-- start of ENTRIES PROVIDED --
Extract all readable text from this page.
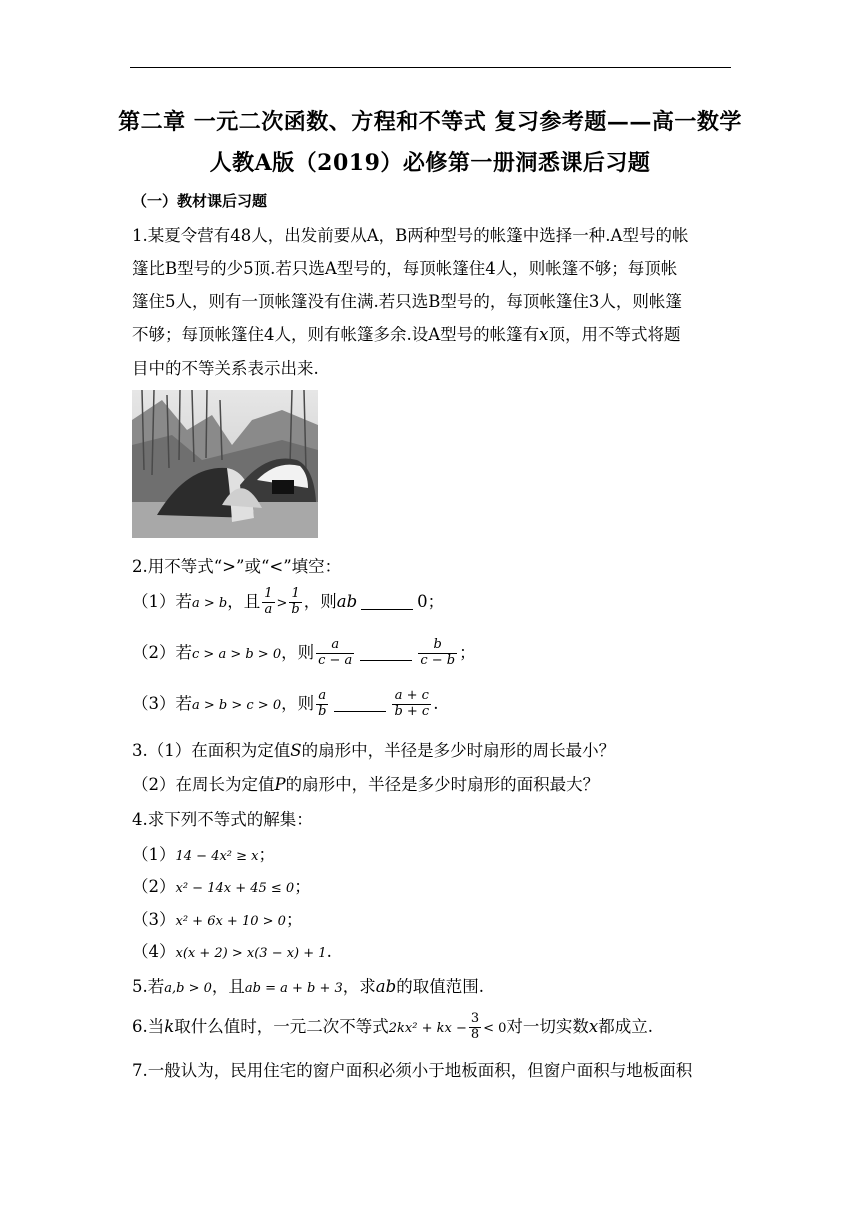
第二章 一元二次函数、方程和不等式 复习参考题——高一数学
人教A版（2019）必修第一册洞悉课后习题
（一）教材课后习题
1.某夏令营有48人，出发前要从A，B两种型号的帐篷中选择一种.A型号的帐
篷比B型号的少5顶.若只选A型号的，每顶帐篷住4人，则帐篷不够；每顶帐
篷住5人，则有一顶帐篷没有住满.若只选B型号的，每顶帐篷住3人，则帐篷
不够；每顶帐篷住4人，则有帐篷多余.设A型号的帐篷有x顶，用不等式将题
目中的不等关系表示出来.
2.用不等式“>”或“<”填空：
（1）若a > b，且 $\frac{1}{a} > \frac{1}{b}$ ，则ab	0；
（2）若c > a > b > 0，则 $\frac{a}{c - a}$	$\frac{b}{c - b}$ ；
（3）若a > b > c > 0，则 $\frac{a}{b}$	$\frac{a + c}{b + c}$ .
3.（1）在面积为定值S的扇形中，半径是多少时扇形的周长最小？
（2）在周长为定值P的扇形中，半径是多少时扇形的面积最大？
4.求下列不等式的解集：
（1）14 − 4x² ≥ x；
（2）x² − 14x + 45 ≤ 0；
（3）x² + 6x + 10 > 0；
（4）x(x + 2) > x(3 − x) + 1.
5.若a,b > 0，且ab = a + b + 3，求ab的取值范围.
6.当k取什么值时，一元二次不等式2kx² + kx − $\frac{3}{8} < 0$对一切实数x都成立.
7.一般认为，民用住宅的窗户面积必须小于地板面积，但窗户面积与地板面积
-- end of ENTRIES PROVIDED --
WHAT THE TASK ASKS: Return to the listing above and set it down exactly, leaving out its pictures.

TASK SOLUTION:
Extract all readable text from this page.
第二章 一元二次函数、方程和不等式 复习参考题——高一数学
人教A版（2019）必修第一册洞悉课后习题
（一）教材课后习题
1.某夏令营有48人，出发前要从A，B两种型号的帐篷中选择一种.A型号的帐
篷比B型号的少5顶.若只选A型号的，每顶帐篷住4人，则帐篷不够；每顶帐
篷住5人，则有一顶帐篷没有住满.若只选B型号的，每顶帐篷住3人，则帐篷
不够；每顶帐篷住4人，则有帐篷多余.设A型号的帐篷有x顶，用不等式将题
目中的不等关系表示出来.
2.用不等式“>”或“<”填空：
（1）若a > b，且 $\frac{1}{a} > \frac{1}{b}$ ，则ab	0；
（2）若c > a > b > 0，则 $\frac{a}{c - a}$	$\frac{b}{c - b}$ ；
（3）若a > b > c > 0，则 $\frac{a}{b}$	$\frac{a + c}{b + c}$ .
3.（1）在面积为定值S的扇形中，半径是多少时扇形的周长最小？
（2）在周长为定值P的扇形中，半径是多少时扇形的面积最大？
4.求下列不等式的解集：
（1）14 − 4x² ≥ x；
（2）x² − 14x + 45 ≤ 0；
（3）x² + 6x + 10 > 0；
（4）x(x + 2) > x(3 − x) + 1.
5.若a,b > 0，且ab = a + b + 3，求ab的取值范围.
6.当k取什么值时，一元二次不等式2kx² + kx − $\frac{3}{8} < 0$对一切实数x都成立.
7.一般认为，民用住宅的窗户面积必须小于地板面积，但窗户面积与地板面积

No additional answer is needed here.